# Required task:
Will you output all of the data below exactly, omitting the images?

# Figure record listings:
begin

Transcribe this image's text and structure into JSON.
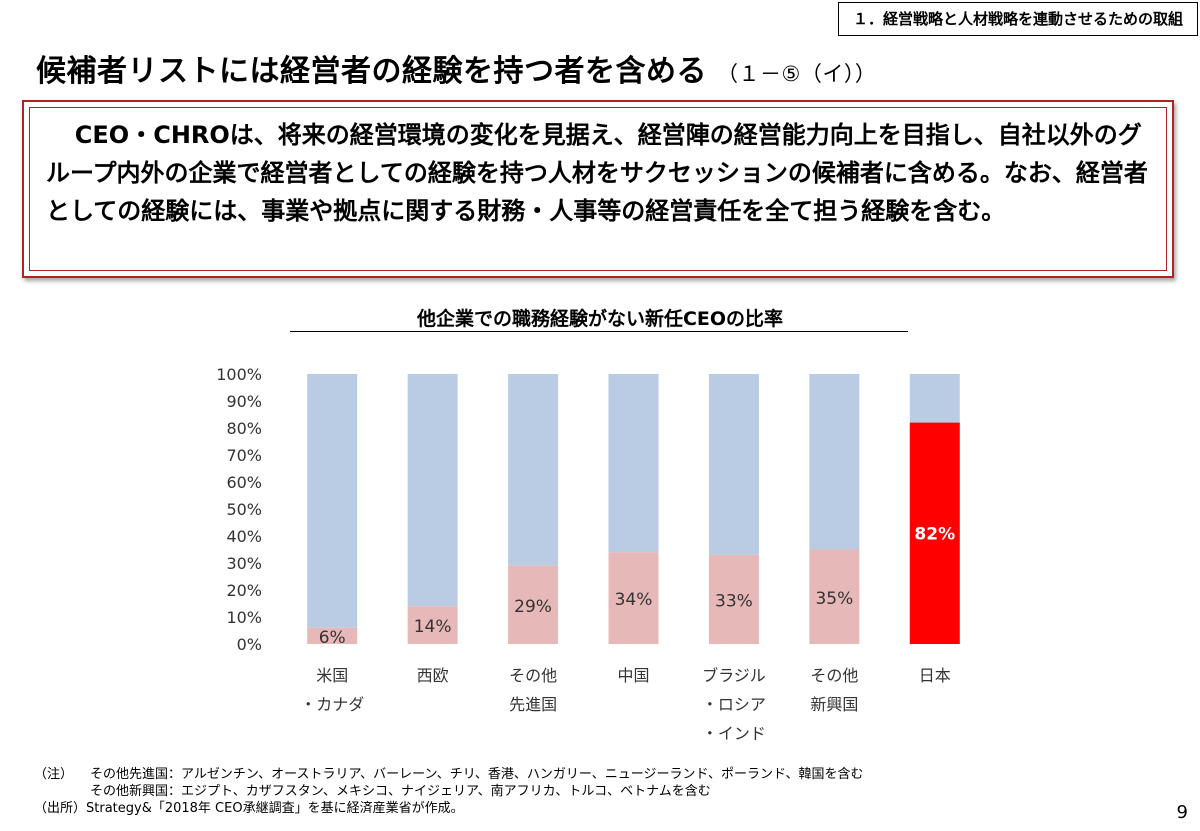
{
  "header": {
    "section_tag": "１．経営戦略と人材戦略を連動させるための取組",
    "title": "候補者リストには経営者の経験を持つ者を含める",
    "title_ref": "（１－⑤（イ））"
  },
  "summary": {
    "text": "CEO・CHROは、将来の経営環境の変化を見据え、経営陣の経営能力向上を目指し、自社以外のグループ内外の企業で経営者としての経験を持つ人材をサクセッションの候補者に含める。なお、経営者としての経験には、事業や拠点に関する財務・人事等の経営責任を全て担う経験を含む。"
  },
  "chart_data": {
    "type": "bar",
    "stacked": true,
    "title": "他企業での職務経験がない新任CEOの比率",
    "categories": [
      [
        "米国",
        "・カナダ"
      ],
      [
        "西欧"
      ],
      [
        "その他",
        "先進国"
      ],
      [
        "中国"
      ],
      [
        "ブラジル",
        "・ロシア",
        "・インド"
      ],
      [
        "その他",
        "新興国"
      ],
      [
        "日本"
      ]
    ],
    "values": [
      6,
      14,
      29,
      34,
      33,
      35,
      82
    ],
    "data_labels": [
      "6%",
      "14%",
      "29%",
      "34%",
      "33%",
      "35%",
      "82%"
    ],
    "highlight_index": 6,
    "ylim": [
      0,
      100
    ],
    "ytick_labels": [
      "0%",
      "10%",
      "20%",
      "30%",
      "40%",
      "50%",
      "60%",
      "70%",
      "80%",
      "90%",
      "100%"
    ],
    "grid": false,
    "colors": {
      "value": "#e6b8b8",
      "remainder": "#b9cce4",
      "highlight": "#ff0000",
      "highlight_label": "#ffffff",
      "label": "#333333"
    }
  },
  "notes": {
    "note_label": "（注）",
    "note_line1": "その他先進国：アルゼンチン、オーストラリア、バーレーン、チリ、香港、ハンガリー、ニュージーランド、ポーランド、韓国を含む",
    "note_line2": "その他新興国：エジプト、カザフスタン、メキシコ、ナイジェリア、南アフリカ、トルコ、ベトナムを含む",
    "source": "（出所）Strategy&「2018年 CEO承継調査」を基に経済産業省が作成。"
  },
  "page_number": "9"
}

end

# Full solution:
Transcribe this image's text and structure into JSON.
{
  "header": {
    "section_tag": "１．経営戦略と人材戦略を連動させるための取組",
    "title": "候補者リストには経営者の経験を持つ者を含める",
    "title_ref": "（１－⑤（イ））"
  },
  "summary": {
    "text": "CEO・CHROは、将来の経営環境の変化を見据え、経営陣の経営能力向上を目指し、自社以外のグループ内外の企業で経営者としての経験を持つ人材をサクセッションの候補者に含める。なお、経営者としての経験には、事業や拠点に関する財務・人事等の経営責任を全て担う経験を含む。"
  },
  "chart_data": {
    "type": "bar",
    "stacked": true,
    "title": "他企業での職務経験がない新任CEOの比率",
    "categories": [
      [
        "米国",
        "・カナダ"
      ],
      [
        "西欧"
      ],
      [
        "その他",
        "先進国"
      ],
      [
        "中国"
      ],
      [
        "ブラジル",
        "・ロシア",
        "・インド"
      ],
      [
        "その他",
        "新興国"
      ],
      [
        "日本"
      ]
    ],
    "values": [
      6,
      14,
      29,
      34,
      33,
      35,
      82
    ],
    "data_labels": [
      "6%",
      "14%",
      "29%",
      "34%",
      "33%",
      "35%",
      "82%"
    ],
    "highlight_index": 6,
    "ylim": [
      0,
      100
    ],
    "ytick_labels": [
      "0%",
      "10%",
      "20%",
      "30%",
      "40%",
      "50%",
      "60%",
      "70%",
      "80%",
      "90%",
      "100%"
    ],
    "grid": false,
    "colors": {
      "value": "#e6b8b8",
      "remainder": "#b9cce4",
      "highlight": "#ff0000",
      "highlight_label": "#ffffff",
      "label": "#333333"
    }
  },
  "notes": {
    "note_label": "（注）",
    "note_line1": "その他先進国：アルゼンチン、オーストラリア、バーレーン、チリ、香港、ハンガリー、ニュージーランド、ポーランド、韓国を含む",
    "note_line2": "その他新興国：エジプト、カザフスタン、メキシコ、ナイジェリア、南アフリカ、トルコ、ベトナムを含む",
    "source": "（出所）Strategy&「2018年 CEO承継調査」を基に経済産業省が作成。"
  },
  "page_number": "9"
}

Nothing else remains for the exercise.